*AVAILABLE DATA*.
============
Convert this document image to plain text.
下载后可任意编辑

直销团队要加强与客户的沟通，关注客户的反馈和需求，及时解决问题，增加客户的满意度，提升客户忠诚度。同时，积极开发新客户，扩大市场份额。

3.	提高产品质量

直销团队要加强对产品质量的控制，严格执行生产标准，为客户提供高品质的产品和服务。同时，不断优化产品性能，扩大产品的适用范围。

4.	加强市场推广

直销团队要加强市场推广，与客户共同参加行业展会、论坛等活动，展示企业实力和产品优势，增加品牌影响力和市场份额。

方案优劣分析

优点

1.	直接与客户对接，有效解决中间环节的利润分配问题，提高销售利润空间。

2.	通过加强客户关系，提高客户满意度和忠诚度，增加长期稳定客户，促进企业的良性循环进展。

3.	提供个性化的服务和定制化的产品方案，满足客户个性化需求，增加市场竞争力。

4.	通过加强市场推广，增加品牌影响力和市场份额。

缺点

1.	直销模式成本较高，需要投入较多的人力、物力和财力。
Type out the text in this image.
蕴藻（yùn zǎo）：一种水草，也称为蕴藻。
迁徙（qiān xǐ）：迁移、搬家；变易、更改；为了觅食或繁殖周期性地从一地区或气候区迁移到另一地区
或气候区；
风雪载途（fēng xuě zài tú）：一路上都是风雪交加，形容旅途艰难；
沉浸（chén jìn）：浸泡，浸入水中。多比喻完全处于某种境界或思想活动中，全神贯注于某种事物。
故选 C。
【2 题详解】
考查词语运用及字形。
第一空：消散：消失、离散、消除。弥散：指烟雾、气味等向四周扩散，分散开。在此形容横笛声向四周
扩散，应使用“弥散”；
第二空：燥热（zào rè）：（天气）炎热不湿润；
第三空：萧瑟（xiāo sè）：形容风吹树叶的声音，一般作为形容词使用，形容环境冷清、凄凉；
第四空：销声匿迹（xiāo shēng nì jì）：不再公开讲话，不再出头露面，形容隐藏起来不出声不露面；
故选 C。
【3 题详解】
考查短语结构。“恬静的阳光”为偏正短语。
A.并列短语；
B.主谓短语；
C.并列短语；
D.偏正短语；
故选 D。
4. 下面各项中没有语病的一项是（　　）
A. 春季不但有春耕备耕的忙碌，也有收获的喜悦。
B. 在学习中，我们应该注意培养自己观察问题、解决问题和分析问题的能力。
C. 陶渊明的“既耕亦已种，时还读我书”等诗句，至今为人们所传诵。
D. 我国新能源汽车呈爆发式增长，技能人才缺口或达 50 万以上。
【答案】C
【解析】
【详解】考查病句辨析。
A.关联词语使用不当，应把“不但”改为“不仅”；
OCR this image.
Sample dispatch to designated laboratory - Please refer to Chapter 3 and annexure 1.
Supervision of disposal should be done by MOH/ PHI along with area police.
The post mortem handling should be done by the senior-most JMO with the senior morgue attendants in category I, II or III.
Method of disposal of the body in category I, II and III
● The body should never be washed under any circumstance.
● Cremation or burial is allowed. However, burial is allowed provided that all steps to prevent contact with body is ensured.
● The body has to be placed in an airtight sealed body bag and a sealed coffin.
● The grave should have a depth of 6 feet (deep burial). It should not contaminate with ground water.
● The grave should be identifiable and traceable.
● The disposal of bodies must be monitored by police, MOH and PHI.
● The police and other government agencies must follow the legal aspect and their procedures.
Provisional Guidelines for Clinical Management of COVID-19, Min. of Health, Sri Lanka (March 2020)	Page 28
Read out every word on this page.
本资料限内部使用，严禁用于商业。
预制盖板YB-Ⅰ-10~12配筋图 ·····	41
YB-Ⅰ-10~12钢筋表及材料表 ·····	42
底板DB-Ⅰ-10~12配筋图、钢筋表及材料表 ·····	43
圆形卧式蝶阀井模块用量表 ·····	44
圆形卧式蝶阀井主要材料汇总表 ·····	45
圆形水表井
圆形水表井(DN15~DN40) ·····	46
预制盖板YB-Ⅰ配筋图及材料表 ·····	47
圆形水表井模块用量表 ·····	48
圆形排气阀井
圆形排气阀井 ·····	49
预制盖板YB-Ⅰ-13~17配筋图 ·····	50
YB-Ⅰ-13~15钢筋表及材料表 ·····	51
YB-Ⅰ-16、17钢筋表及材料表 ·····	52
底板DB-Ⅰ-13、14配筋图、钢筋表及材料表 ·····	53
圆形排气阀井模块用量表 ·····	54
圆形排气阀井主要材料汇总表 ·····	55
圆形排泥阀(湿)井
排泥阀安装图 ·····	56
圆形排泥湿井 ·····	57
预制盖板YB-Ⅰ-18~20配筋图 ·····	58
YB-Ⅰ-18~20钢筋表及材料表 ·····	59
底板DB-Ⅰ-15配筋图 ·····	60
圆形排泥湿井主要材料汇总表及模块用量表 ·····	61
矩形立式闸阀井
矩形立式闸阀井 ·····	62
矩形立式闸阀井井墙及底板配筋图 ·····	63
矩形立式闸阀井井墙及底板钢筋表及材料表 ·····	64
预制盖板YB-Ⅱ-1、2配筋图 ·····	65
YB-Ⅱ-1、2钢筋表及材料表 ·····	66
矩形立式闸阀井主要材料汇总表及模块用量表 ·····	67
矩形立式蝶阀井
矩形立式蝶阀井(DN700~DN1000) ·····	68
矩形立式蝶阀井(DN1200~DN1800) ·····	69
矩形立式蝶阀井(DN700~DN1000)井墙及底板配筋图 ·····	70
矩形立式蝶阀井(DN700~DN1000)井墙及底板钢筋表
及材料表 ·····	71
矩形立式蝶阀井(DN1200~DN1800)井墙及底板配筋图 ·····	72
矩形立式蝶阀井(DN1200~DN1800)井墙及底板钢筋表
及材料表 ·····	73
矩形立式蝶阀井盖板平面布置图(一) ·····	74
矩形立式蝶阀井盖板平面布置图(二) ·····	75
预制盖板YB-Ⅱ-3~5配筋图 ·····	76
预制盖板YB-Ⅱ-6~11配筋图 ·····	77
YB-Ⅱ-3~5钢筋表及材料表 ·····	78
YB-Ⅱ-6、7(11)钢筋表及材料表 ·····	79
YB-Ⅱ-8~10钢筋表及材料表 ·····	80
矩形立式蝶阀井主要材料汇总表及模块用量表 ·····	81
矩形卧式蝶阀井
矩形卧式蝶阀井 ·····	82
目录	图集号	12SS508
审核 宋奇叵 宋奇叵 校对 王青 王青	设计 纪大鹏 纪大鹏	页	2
============
*WHAT IS NEEDED*.
Only a number is wanted: how many lines above include "must"?

*CORRECT ANSWER*.
2